Data entries
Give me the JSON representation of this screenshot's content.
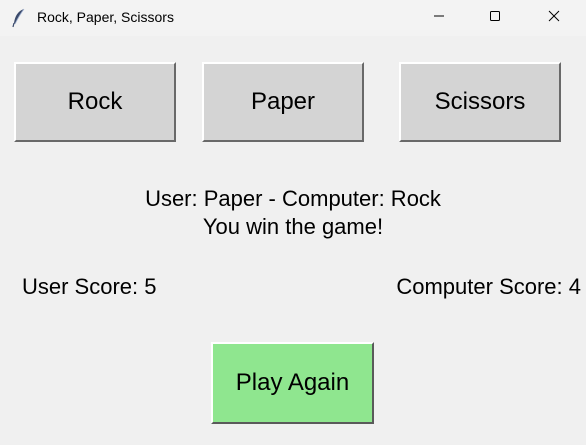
{
  "window": {
    "title": "Rock, Paper, Scissors"
  },
  "choices": {
    "rock_label": "Rock",
    "paper_label": "Paper",
    "scissors_label": "Scissors"
  },
  "result": {
    "choices_text": "User: Paper - Computer: Rock",
    "outcome_text": "You win the game!"
  },
  "scores": {
    "user_text": "User Score: 5",
    "computer_text": "Computer Score: 4"
  },
  "play_again": {
    "label": "Play Again",
    "color": "#8fe68f"
  },
  "icons": {
    "app": "feather-icon",
    "minimize": "minimize-icon",
    "maximize": "maximize-icon",
    "close": "close-icon"
  }
}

# Problem description
Give all the lines above again, character for character, without pictures.

# Result of the task
Give me the JSON representation of this screenshot's content.
{
  "window": {
    "title": "Rock, Paper, Scissors"
  },
  "choices": {
    "rock_label": "Rock",
    "paper_label": "Paper",
    "scissors_label": "Scissors"
  },
  "result": {
    "choices_text": "User: Paper - Computer: Rock",
    "outcome_text": "You win the game!"
  },
  "scores": {
    "user_text": "User Score: 5",
    "computer_text": "Computer Score: 4"
  },
  "play_again": {
    "label": "Play Again",
    "color": "#8fe68f"
  },
  "icons": {
    "app": "feather-icon",
    "minimize": "minimize-icon",
    "maximize": "maximize-icon",
    "close": "close-icon"
  }
}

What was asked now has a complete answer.